**INSTRUCTIONS TO FOLLOW:**
Set down every record once more, exactly as given.
— START SUPPLIED RECORDS —
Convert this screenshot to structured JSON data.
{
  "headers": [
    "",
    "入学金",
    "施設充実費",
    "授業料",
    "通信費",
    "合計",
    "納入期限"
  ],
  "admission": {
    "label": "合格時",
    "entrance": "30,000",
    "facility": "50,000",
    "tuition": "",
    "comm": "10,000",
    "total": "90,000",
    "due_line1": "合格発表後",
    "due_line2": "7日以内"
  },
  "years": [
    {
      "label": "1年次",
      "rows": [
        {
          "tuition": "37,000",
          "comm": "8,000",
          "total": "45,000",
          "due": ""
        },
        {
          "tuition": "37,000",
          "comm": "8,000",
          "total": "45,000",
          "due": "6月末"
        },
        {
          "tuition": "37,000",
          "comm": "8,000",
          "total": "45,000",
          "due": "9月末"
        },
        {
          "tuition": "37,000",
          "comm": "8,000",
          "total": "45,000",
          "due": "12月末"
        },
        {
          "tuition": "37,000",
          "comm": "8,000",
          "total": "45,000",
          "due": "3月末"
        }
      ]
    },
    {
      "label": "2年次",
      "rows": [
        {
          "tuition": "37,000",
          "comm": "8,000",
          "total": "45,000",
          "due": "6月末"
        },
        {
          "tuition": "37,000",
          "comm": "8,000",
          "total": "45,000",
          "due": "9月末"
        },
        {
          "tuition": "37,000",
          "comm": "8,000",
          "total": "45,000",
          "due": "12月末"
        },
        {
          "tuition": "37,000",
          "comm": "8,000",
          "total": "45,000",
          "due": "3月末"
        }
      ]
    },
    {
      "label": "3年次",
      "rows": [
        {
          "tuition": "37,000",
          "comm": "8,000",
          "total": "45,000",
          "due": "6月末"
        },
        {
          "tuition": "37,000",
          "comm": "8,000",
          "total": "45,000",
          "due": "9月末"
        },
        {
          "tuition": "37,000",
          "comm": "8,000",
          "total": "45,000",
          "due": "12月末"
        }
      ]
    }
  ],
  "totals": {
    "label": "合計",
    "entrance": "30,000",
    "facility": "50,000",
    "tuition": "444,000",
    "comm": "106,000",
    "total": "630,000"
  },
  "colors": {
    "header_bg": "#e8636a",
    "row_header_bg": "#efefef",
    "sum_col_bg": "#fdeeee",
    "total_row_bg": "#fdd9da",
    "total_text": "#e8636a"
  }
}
— END SUPPLIED RECORDS —
**FINAL RESULT:**
Convert this screenshot to structured JSON data.
{
  "headers": [
    "",
    "入学金",
    "施設充実費",
    "授業料",
    "通信費",
    "合計",
    "納入期限"
  ],
  "admission": {
    "label": "合格時",
    "entrance": "30,000",
    "facility": "50,000",
    "tuition": "",
    "comm": "10,000",
    "total": "90,000",
    "due_line1": "合格発表後",
    "due_line2": "7日以内"
  },
  "years": [
    {
      "label": "1年次",
      "rows": [
        {
          "tuition": "37,000",
          "comm": "8,000",
          "total": "45,000",
          "due": ""
        },
        {
          "tuition": "37,000",
          "comm": "8,000",
          "total": "45,000",
          "due": "6月末"
        },
        {
          "tuition": "37,000",
          "comm": "8,000",
          "total": "45,000",
          "due": "9月末"
        },
        {
          "tuition": "37,000",
          "comm": "8,000",
          "total": "45,000",
          "due": "12月末"
        },
        {
          "tuition": "37,000",
          "comm": "8,000",
          "total": "45,000",
          "due": "3月末"
        }
      ]
    },
    {
      "label": "2年次",
      "rows": [
        {
          "tuition": "37,000",
          "comm": "8,000",
          "total": "45,000",
          "due": "6月末"
        },
        {
          "tuition": "37,000",
          "comm": "8,000",
          "total": "45,000",
          "due": "9月末"
        },
        {
          "tuition": "37,000",
          "comm": "8,000",
          "total": "45,000",
          "due": "12月末"
        },
        {
          "tuition": "37,000",
          "comm": "8,000",
          "total": "45,000",
          "due": "3月末"
        }
      ]
    },
    {
      "label": "3年次",
      "rows": [
        {
          "tuition": "37,000",
          "comm": "8,000",
          "total": "45,000",
          "due": "6月末"
        },
        {
          "tuition": "37,000",
          "comm": "8,000",
          "total": "45,000",
          "due": "9月末"
        },
        {
          "tuition": "37,000",
          "comm": "8,000",
          "total": "45,000",
          "due": "12月末"
        }
      ]
    }
  ],
  "totals": {
    "label": "合計",
    "entrance": "30,000",
    "facility": "50,000",
    "tuition": "444,000",
    "comm": "106,000",
    "total": "630,000"
  },
  "colors": {
    "header_bg": "#e8636a",
    "row_header_bg": "#efefef",
    "sum_col_bg": "#fdeeee",
    "total_row_bg": "#fdd9da",
    "total_text": "#e8636a"
  }
}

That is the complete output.